## Problems and tasks
A. According to the political power passage, which two invariant aspects make up political power?
B. Decide whether each statement agrees with the political power passage, answering yes or no and quoting the deciding words: (i) The professor accepted the first student's answer. (ii) The Nazis ruled mainly through cooperation rather than force. (iii) Mubarak was overthrown in 2011.
C. Please repeat the political power passage word for word, from "Let’s look, however, at" to "greedy and violent).".

** Start Provided passage **

If you are reading this, you are probably not typical yourself. You at least have significant disagreements with mainstream discourse, if not outright contempt for those who rule and their system. So we are obviously not addressing questions that most, even Left, people usually talk about. But, to use a physical science analogy, how many people can describe accurately, let alone lead others, to make breakthroughs in the hard sciences? Precious few at the start of something new and important. Lasers, for example, have become very widespread in their use, but how many people were working on lasers ‘ development before a laser was even considered as useful?

This came to mind by someone telling me a short anecdote about how she and two other students addressed that question when another professor asked the class “What is political power?” The first person said it meant you complete control. No, he said, that’s not quite right. The second student said it means you have others that you influence. No, that’s not quite it either. The third person, remembering what I said in lecture, “It’s getting your way, even against resistance.” The professor said, “That is exactly it.”

Let’s look, however, at the ways that most look at political power. The most common version I see is that of the first kind (PP 1) where political power is equated with complete control. “You may as well not try,” it is regularly said, “because authorities will just crush you. The system is self-perpetuating.” In this variant, people don't realize that political power consists of two invariant aspects: persuasion and coercion. They are likely instead accepting without question the bourgeois nostrum that political power reflects “human nature” (by which they mean we are “naturally” selfish, greedy and violent).

If a governing body had to rely on force exclusively to get its way and didn't most of the time rely upon persuasion, then there are just not enough police to keep things going. Even the Nazis needed mainly cooperation and not force to rule. No one would argue that the Nazis used violence unsparingly. But even they needed people to cooperate mainly, even with the very generous use of force.

While coercion is the hard shell of political power and brought out against dissidents or even in extreme cases the tanks roll against millions of people when there is a crisis, during and especially in the aftermath of such an event, public opinion governmental organs go into overtime to justify the government's actions. If it is not successful in legitimizing its use of force, the government is doomed and will be overthrown because it has lost and not regained the people’s trust. Egypt 2011 when Mubarak was overthrown is an example. So is China in 1989 (centered in Tiananmen Square but in many cities) where the government was widely despised but was able to get its version of events eventually to prevail.

** End Provided passage **
** Start Data section **

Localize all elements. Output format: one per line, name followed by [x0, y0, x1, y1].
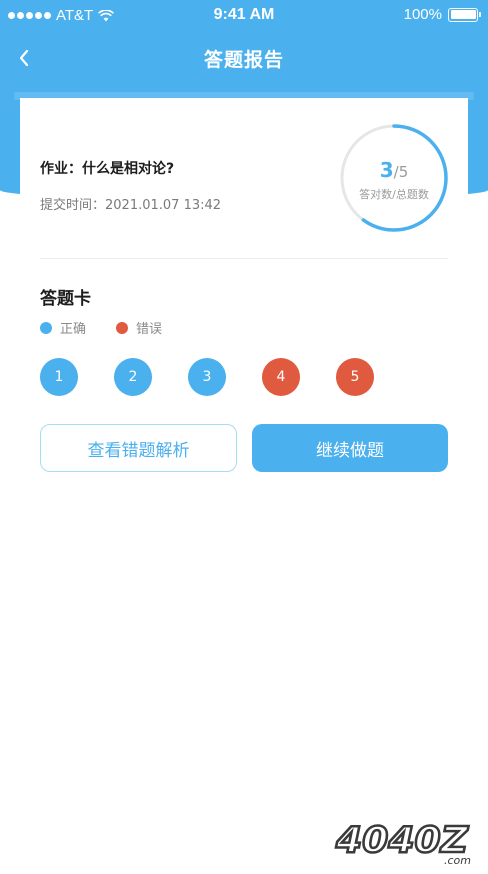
legend: 正确 错误: [40, 318, 192, 337]
correct-dot-icon: [40, 321, 52, 334]
status-bar: AT&T 9:41 AM 100%: [0, 0, 488, 32]
site-watermark-logo: 4040Z .com: [334, 819, 471, 867]
question-bubble-3[interactable]: 3: [188, 358, 226, 396]
battery-percent: 100%: [403, 6, 442, 23]
report-card: 作业：什么是相对论? 提交时间：2021.01.07 13:42 3/5 答对数…: [20, 98, 468, 258]
legend-correct-label: 正确: [60, 322, 87, 337]
score-value: 3/5: [338, 158, 450, 182]
question-bubble-5[interactable]: 5: [336, 358, 374, 396]
divider: [40, 258, 448, 259]
score-label: 答对数/总题数: [359, 188, 429, 201]
question-bubble-2[interactable]: 2: [114, 358, 152, 396]
wrong-dot-icon: [116, 321, 129, 334]
svg-text:.com: .com: [444, 854, 471, 867]
continue-button[interactable]: 继续做题: [252, 424, 448, 472]
battery-icon: [448, 7, 481, 22]
question-bubble-4[interactable]: 4: [262, 358, 300, 396]
review-wrong-answers-button[interactable]: 查看错题解析: [40, 424, 237, 472]
legend-wrong-label: 错误: [136, 322, 163, 337]
page-title: 答题报告: [203, 49, 284, 71]
nav-bar: 答题报告: [0, 36, 488, 80]
correct-count: 3: [379, 158, 394, 182]
submit-time: 提交时间：2021.01.07 13:42: [40, 198, 222, 213]
answer-card-title: 答题卡: [40, 289, 91, 309]
question-list: 1 2 3 4 5: [40, 358, 410, 396]
legend-correct: 正确: [40, 318, 86, 337]
question-bubble-1[interactable]: 1: [40, 358, 78, 396]
homework-title: 作业：什么是相对论?: [40, 161, 175, 177]
legend-wrong: 错误: [116, 318, 162, 337]
total-count: /5: [393, 163, 409, 181]
battery-status: 100%: [403, 6, 481, 23]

** End Data section **

## In response
A. Persuasion and coercion.

B.
(i) No: "No, he said, that’s not quite right."
(ii) Yes: "Even the Nazis needed mainly cooperation and not force to rule."
(iii) Yes: "Egypt 2011 when Mubarak was overthrown is an example."

C.
Let’s look, however, at the ways that most look at political power. The most common version I see is that of the first kind (PP 1) where political power is equated with complete control. “You may as well not try,” it is regularly said, “because authorities will just crush you. The system is self-perpetuating.” In this variant, people don't realize that political power consists of two invariant aspects: persuasion and coercion. They are likely instead accepting without question the bourgeois nostrum that political power reflects “human nature” (by which they mean we are “naturally” selfish, greedy and violent).